_Explore the material:_
1 - In the blog post about fears, where does the writer say they are going tomorrow?
2 - Continue the blog post about the writer's fears from the point where it ends.

_Document extract:_
There are few things in life that absolutely terrify me.
Those things are as follows:
Being Chased by Bees
I feel for Winnie. I would not want to be him.
Seriously, those things terrify me. Sure, the dark is scary. Alleys are scary. The boogie man is scary. But for some reason, those things don’t terrify me. I’m not a “fan” of scary movies, I prefer the suspense, it’s the gory stuff I can’t take. But I digress. And in the next few days I have to conquer, like, three of them.
Tomorrow I am going to the dentist. It will be the first time in a long time. I don’t even want to say how long. Now, don’t get grossed out, I have a thing about dental hygiene. Because of my fear of the dentist, I avoid going. I do that by brushing multiple times a day and flossing like it’s my job. I have floss on my person almost at all times. But for real, I am so scared. I had a couple bad experiences at the dentist when I was younger and I was scarred for life. But come on, I’m an adult. I know I need to go to the dentist, so I made an appointment. I am going. MAN UP, BUCKLEY. (I’m saying that to myself right now…)

_Stored records:_
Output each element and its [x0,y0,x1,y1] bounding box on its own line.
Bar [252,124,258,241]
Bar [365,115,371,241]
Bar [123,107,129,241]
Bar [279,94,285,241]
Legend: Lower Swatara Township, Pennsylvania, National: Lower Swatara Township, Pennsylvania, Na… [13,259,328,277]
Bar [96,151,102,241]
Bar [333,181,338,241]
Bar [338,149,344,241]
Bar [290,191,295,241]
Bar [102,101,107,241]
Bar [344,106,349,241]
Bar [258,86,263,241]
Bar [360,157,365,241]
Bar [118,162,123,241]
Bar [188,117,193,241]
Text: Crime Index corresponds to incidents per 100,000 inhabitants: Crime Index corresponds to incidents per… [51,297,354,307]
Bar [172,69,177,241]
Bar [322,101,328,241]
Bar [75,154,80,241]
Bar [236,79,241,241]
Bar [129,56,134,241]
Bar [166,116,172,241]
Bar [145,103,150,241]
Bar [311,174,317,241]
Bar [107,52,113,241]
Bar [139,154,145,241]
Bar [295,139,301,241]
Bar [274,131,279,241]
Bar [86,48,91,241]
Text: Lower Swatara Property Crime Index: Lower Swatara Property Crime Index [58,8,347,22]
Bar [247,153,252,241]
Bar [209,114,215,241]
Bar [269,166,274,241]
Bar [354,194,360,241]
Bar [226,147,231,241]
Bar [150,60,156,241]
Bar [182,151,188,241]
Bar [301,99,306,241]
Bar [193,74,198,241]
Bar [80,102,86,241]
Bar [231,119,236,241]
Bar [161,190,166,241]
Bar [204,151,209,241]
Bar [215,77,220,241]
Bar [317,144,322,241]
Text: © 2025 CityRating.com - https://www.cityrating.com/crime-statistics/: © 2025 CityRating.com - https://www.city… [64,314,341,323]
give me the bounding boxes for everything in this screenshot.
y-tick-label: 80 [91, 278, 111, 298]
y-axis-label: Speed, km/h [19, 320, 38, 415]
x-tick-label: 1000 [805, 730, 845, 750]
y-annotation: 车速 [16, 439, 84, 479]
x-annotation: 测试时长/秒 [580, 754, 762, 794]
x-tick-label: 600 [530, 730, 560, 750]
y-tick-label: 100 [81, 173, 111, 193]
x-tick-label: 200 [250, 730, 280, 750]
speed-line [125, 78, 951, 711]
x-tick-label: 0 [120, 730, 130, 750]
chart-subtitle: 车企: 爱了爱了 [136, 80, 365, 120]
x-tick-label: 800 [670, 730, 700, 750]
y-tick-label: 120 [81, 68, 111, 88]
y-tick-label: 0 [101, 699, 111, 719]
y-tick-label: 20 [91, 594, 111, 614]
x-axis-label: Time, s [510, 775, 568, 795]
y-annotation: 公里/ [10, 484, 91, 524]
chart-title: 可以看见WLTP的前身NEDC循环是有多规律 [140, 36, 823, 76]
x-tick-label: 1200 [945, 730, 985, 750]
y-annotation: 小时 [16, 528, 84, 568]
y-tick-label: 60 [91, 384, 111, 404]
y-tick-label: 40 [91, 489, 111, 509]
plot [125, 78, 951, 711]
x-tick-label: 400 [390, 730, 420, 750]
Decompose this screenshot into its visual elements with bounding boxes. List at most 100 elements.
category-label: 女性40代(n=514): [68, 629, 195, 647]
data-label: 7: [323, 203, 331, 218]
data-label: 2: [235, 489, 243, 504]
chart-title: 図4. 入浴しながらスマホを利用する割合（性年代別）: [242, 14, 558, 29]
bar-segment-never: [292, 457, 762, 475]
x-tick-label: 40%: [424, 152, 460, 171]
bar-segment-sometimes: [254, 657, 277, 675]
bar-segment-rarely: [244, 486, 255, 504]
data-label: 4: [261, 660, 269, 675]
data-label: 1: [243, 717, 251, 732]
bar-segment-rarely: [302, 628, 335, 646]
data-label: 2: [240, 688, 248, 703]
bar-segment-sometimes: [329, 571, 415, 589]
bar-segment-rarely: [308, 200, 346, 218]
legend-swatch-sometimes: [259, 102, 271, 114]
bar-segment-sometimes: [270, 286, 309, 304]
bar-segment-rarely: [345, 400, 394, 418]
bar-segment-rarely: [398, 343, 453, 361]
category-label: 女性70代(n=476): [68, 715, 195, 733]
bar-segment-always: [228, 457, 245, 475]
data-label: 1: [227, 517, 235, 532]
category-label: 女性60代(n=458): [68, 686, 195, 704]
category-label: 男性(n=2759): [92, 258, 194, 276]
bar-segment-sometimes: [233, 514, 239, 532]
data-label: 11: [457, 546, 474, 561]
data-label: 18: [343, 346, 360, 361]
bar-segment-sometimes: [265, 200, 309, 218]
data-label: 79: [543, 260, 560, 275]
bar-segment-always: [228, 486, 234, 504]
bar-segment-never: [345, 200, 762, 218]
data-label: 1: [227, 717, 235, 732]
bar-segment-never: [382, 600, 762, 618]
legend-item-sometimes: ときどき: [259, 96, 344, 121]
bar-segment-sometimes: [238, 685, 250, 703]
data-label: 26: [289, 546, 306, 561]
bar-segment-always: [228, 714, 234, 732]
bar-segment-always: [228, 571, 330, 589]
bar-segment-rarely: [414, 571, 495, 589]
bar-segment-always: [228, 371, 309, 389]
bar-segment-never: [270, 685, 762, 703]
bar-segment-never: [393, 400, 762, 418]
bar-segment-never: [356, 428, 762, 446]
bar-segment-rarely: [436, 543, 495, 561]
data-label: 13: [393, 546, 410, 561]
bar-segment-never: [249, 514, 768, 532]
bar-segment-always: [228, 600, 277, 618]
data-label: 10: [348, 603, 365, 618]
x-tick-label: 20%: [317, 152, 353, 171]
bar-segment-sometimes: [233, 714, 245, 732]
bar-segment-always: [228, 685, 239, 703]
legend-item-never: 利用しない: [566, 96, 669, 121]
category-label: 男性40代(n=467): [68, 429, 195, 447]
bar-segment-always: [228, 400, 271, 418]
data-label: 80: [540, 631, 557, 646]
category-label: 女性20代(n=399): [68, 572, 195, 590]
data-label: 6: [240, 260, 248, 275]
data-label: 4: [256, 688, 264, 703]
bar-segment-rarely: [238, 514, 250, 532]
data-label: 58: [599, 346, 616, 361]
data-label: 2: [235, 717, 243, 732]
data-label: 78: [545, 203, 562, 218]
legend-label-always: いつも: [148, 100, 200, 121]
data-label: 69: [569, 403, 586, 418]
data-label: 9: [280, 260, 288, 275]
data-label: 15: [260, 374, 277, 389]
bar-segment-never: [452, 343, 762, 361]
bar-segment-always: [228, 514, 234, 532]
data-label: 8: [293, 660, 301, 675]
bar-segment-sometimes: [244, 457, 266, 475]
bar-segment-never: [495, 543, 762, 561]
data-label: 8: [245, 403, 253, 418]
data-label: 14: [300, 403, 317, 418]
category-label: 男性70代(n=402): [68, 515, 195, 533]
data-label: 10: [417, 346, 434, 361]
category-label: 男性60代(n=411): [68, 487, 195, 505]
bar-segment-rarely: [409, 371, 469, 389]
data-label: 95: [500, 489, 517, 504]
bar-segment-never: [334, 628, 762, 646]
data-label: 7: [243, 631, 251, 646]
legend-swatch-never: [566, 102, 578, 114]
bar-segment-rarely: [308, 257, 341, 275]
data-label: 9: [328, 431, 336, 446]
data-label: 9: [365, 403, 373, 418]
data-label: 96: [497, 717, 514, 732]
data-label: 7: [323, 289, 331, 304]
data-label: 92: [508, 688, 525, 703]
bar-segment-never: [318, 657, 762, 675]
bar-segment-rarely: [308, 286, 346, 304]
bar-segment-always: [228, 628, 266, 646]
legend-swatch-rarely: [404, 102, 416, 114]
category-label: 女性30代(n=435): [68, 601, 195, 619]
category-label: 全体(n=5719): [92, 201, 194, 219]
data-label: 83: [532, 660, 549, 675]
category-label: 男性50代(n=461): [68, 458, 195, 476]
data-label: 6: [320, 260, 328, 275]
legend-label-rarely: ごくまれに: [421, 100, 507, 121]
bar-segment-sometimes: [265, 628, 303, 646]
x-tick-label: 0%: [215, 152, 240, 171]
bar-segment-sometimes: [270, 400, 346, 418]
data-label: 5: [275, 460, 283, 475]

_Outputs by task:_
1 - To the dentist.

2 -
Before I go to Kenya, I have to get shots. A lot of shots. With needles. I knew that when I signed up to go to Kenya that I would have to do this, but I didn’t realize how many. Oh well, I can do it. The people that I will be serving in Kenya do MUCH more difficult things on a day-to-day basis than get a couple measly shots. In fact, the Kenyans would be blessed to have the type of access to medicine that we are so blessed to have. So guess what I’m doing? I’m manning up and getting my shots and I’m not even going to complain. Or wince. Okay, I might wince. A little bit. I also might bring someone to hold my hand. Don’t judge me.
The bees are out. I thought cell phones were killing them off, or something? No, no, no. I don’t want the bees to die. I just don’t want them near me. I’m allergic. And their stingers feel like needles. Which goes back to one of my aforementioned fears. But no joke, I have seen so many bees today. Terrifying.
I don’t plan on playing tag or putting myself in a precarious position to run from someone any time soon, so I shouldn’t have to worry about being chased. I was a horrible kid – like, I never wanted to play tag. Of any sort. Unless I was always it. Can’t do it.
Oh, and one time, I was chased by a bee, in Chipotle. Chipotle is supposed to be my happy place. And there was a bee in there. And it chased me. It could smell my fear. It was like my worst nightmare coming to fruition.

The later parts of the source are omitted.